=== Material to process ===

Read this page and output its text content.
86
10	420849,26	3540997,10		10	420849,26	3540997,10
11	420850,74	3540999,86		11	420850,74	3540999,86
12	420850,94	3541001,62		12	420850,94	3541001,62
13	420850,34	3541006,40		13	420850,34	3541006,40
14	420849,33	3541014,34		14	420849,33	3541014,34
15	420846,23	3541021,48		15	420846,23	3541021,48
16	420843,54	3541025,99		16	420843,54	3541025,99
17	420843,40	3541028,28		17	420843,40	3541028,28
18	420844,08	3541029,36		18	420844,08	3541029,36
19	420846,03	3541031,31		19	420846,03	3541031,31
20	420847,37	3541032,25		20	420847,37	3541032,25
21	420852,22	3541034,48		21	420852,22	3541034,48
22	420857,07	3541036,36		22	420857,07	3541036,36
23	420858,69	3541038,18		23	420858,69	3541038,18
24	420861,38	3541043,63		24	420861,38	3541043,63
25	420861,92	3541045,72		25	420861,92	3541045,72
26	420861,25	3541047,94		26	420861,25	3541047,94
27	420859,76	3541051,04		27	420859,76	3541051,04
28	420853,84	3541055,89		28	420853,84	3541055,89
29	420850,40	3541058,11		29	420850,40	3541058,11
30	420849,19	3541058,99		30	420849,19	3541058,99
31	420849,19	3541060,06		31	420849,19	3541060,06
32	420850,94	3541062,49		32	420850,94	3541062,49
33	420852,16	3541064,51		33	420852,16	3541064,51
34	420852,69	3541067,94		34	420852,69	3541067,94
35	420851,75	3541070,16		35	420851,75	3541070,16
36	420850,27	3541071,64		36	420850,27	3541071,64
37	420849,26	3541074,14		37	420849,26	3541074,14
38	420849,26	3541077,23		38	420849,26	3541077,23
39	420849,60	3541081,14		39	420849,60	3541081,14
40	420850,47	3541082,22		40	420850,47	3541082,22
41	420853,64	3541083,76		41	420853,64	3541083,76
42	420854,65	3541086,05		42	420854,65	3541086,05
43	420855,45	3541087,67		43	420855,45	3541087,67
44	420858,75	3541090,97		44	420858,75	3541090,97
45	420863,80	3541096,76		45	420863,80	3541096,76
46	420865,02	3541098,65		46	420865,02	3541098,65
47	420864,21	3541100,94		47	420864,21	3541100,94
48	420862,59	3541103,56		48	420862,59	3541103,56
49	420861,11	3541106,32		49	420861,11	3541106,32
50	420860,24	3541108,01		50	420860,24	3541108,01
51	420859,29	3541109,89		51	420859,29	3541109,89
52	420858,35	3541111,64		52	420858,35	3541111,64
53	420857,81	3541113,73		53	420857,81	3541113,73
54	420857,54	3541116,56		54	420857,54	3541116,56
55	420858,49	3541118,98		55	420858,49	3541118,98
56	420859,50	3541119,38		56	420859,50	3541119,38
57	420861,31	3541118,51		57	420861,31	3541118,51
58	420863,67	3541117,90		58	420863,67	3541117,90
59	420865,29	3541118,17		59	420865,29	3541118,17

===

= Written exercise =
Write out all records exactly, keeping every detail.

= Written reply =
Read this page and output its text content.
86
10	420849,26	3540997,10		10	420849,26	3540997,10
11	420850,74	3540999,86		11	420850,74	3540999,86
12	420850,94	3541001,62		12	420850,94	3541001,62
13	420850,34	3541006,40		13	420850,34	3541006,40
14	420849,33	3541014,34		14	420849,33	3541014,34
15	420846,23	3541021,48		15	420846,23	3541021,48
16	420843,54	3541025,99		16	420843,54	3541025,99
17	420843,40	3541028,28		17	420843,40	3541028,28
18	420844,08	3541029,36		18	420844,08	3541029,36
19	420846,03	3541031,31		19	420846,03	3541031,31
20	420847,37	3541032,25		20	420847,37	3541032,25
21	420852,22	3541034,48		21	420852,22	3541034,48
22	420857,07	3541036,36		22	420857,07	3541036,36
23	420858,69	3541038,18		23	420858,69	3541038,18
24	420861,38	3541043,63		24	420861,38	3541043,63
25	420861,92	3541045,72		25	420861,92	3541045,72
26	420861,25	3541047,94		26	420861,25	3541047,94
27	420859,76	3541051,04		27	420859,76	3541051,04
28	420853,84	3541055,89		28	420853,84	3541055,89
29	420850,40	3541058,11		29	420850,40	3541058,11
30	420849,19	3541058,99		30	420849,19	3541058,99
31	420849,19	3541060,06		31	420849,19	3541060,06
32	420850,94	3541062,49		32	420850,94	3541062,49
33	420852,16	3541064,51		33	420852,16	3541064,51
34	420852,69	3541067,94		34	420852,69	3541067,94
35	420851,75	3541070,16		35	420851,75	3541070,16
36	420850,27	3541071,64		36	420850,27	3541071,64
37	420849,26	3541074,14		37	420849,26	3541074,14
38	420849,26	3541077,23		38	420849,26	3541077,23
39	420849,60	3541081,14		39	420849,60	3541081,14
40	420850,47	3541082,22		40	420850,47	3541082,22
41	420853,64	3541083,76		41	420853,64	3541083,76
42	420854,65	3541086,05		42	420854,65	3541086,05
43	420855,45	3541087,67		43	420855,45	3541087,67
44	420858,75	3541090,97		44	420858,75	3541090,97
45	420863,80	3541096,76		45	420863,80	3541096,76
46	420865,02	3541098,65		46	420865,02	3541098,65
47	420864,21	3541100,94		47	420864,21	3541100,94
48	420862,59	3541103,56		48	420862,59	3541103,56
49	420861,11	3541106,32		49	420861,11	3541106,32
50	420860,24	3541108,01		50	420860,24	3541108,01
51	420859,29	3541109,89		51	420859,29	3541109,89
52	420858,35	3541111,64		52	420858,35	3541111,64
53	420857,81	3541113,73		53	420857,81	3541113,73
54	420857,54	3541116,56		54	420857,54	3541116,56
55	420858,49	3541118,98		55	420858,49	3541118,98
56	420859,50	3541119,38		56	420859,50	3541119,38
57	420861,31	3541118,51		57	420861,31	3541118,51
58	420863,67	3541117,90		58	420863,67	3541117,90
59	420865,29	3541118,17		59	420865,29	3541118,17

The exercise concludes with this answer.